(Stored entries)
----

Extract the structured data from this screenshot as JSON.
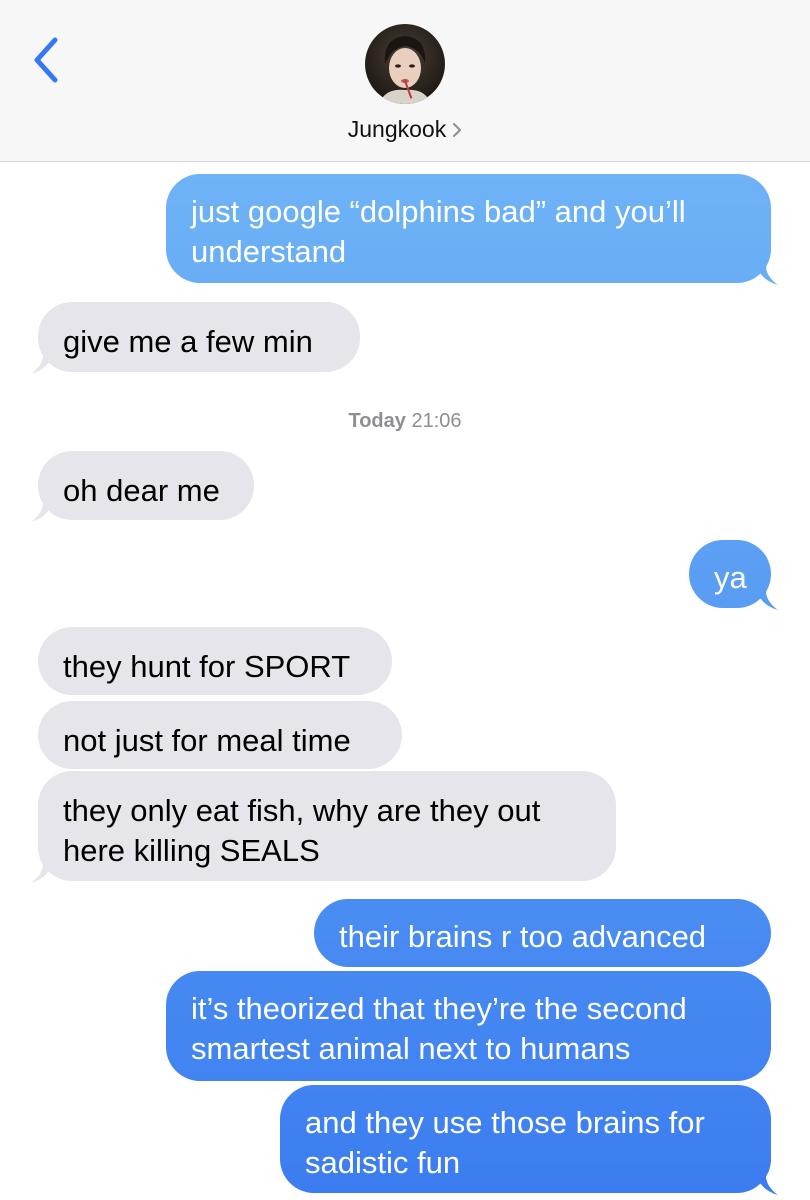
{
  "header": {
    "contact_name": "Jungkook",
    "contact_chevron": "›",
    "back_icon": "chevron-left-icon",
    "avatar_icon": "contact-photo"
  },
  "timestamp": {
    "day": "Today",
    "time": "21:06"
  },
  "colors": {
    "accent": "#3478f6",
    "incoming_bubble": "#e6e5eb",
    "outgoing_gradient_top": "#6fb4f6",
    "outgoing_gradient_bottom": "#3b7df0",
    "timestamp": "#8e8e93"
  },
  "messages": [
    {
      "direction": "outgoing",
      "lines": [
        "just google “dolphins bad” and you’ll",
        "understand"
      ]
    },
    {
      "direction": "incoming",
      "lines": [
        "give me a few min"
      ]
    },
    {
      "direction": "incoming",
      "lines": [
        "oh dear me"
      ]
    },
    {
      "direction": "outgoing",
      "lines": [
        "ya"
      ]
    },
    {
      "direction": "incoming",
      "lines": [
        "they hunt for SPORT"
      ]
    },
    {
      "direction": "incoming",
      "lines": [
        "not just for meal time"
      ]
    },
    {
      "direction": "incoming",
      "lines": [
        "they only eat fish, why are they out",
        "here killing SEALS"
      ]
    },
    {
      "direction": "outgoing",
      "lines": [
        "their brains r too advanced"
      ]
    },
    {
      "direction": "outgoing",
      "lines": [
        "it’s theorized that they’re the second",
        "smartest animal next to humans"
      ]
    },
    {
      "direction": "outgoing",
      "lines": [
        "and they use those brains for",
        "sadistic fun"
      ]
    }
  ]
}
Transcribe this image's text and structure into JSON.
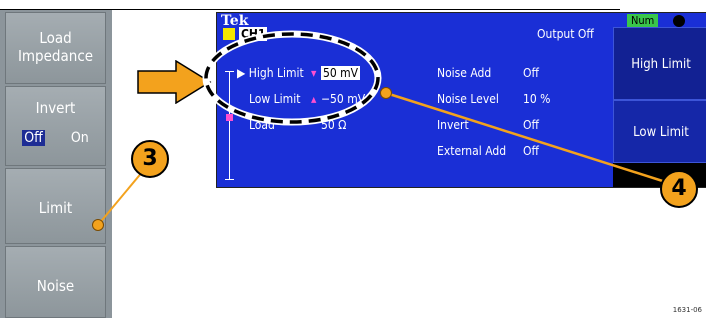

----

> **Problem details**
Every line of text is to be repeated exactly; pictures are left out.

> **Solution**
Extract the structured data from this screenshot as JSON.
{
  "header": {
    "contact_name": "Jungkook",
    "contact_chevron": "›",
    "back_icon": "chevron-left-icon",
    "avatar_icon": "contact-photo"
  },
  "timestamp": {
    "day": "Today",
    "time": "21:06"
  },
  "colors": {
    "accent": "#3478f6",
    "incoming_bubble": "#e6e5eb",
    "outgoing_gradient_top": "#6fb4f6",
    "outgoing_gradient_bottom": "#3b7df0",
    "timestamp": "#8e8e93"
  },
  "messages": [
    {
      "direction": "outgoing",
      "lines": [
        "just google “dolphins bad” and you’ll",
        "understand"
      ]
    },
    {
      "direction": "incoming",
      "lines": [
        "give me a few min"
      ]
    },
    {
      "direction": "incoming",
      "lines": [
        "oh dear me"
      ]
    },
    {
      "direction": "outgoing",
      "lines": [
        "ya"
      ]
    },
    {
      "direction": "incoming",
      "lines": [
        "they hunt for SPORT"
      ]
    },
    {
      "direction": "incoming",
      "lines": [
        "not just for meal time"
      ]
    },
    {
      "direction": "incoming",
      "lines": [
        "they only eat fish, why are they out",
        "here killing SEALS"
      ]
    },
    {
      "direction": "outgoing",
      "lines": [
        "their brains r too advanced"
      ]
    },
    {
      "direction": "outgoing",
      "lines": [
        "it’s theorized that they’re the second",
        "smartest animal next to humans"
      ]
    },
    {
      "direction": "outgoing",
      "lines": [
        "and they use those brains for",
        "sadistic fun"
      ]
    }
  ]
}
Transcribe this image's text and structure into JSON.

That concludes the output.